TASK PROMPT: Extract and list every line that contains the word "programy".

GIVEN RECORDS:

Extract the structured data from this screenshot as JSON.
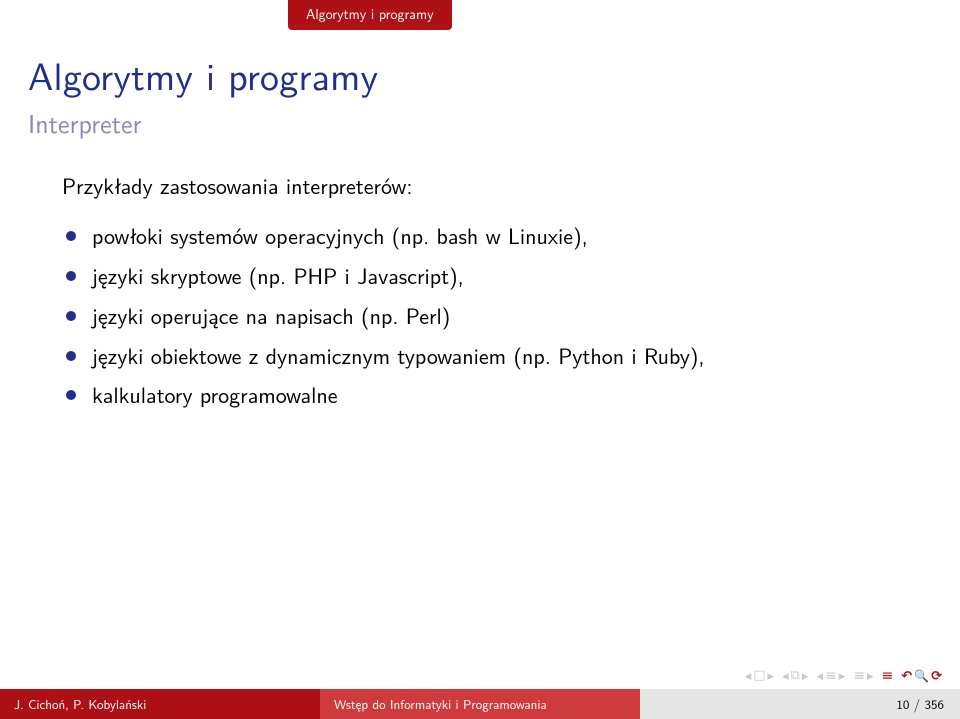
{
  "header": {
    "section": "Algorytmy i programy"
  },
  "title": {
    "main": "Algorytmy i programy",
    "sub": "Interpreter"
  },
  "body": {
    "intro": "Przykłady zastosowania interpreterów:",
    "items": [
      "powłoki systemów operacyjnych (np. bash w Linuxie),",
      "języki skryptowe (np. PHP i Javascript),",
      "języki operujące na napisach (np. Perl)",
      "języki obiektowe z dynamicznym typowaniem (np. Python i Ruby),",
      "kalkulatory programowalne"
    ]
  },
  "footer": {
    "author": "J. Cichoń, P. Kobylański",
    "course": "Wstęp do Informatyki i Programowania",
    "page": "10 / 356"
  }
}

REPLY TO THE EXERCISE:
    "section": "Algorytmy i programy"
    "main": "Algorytmy i programy",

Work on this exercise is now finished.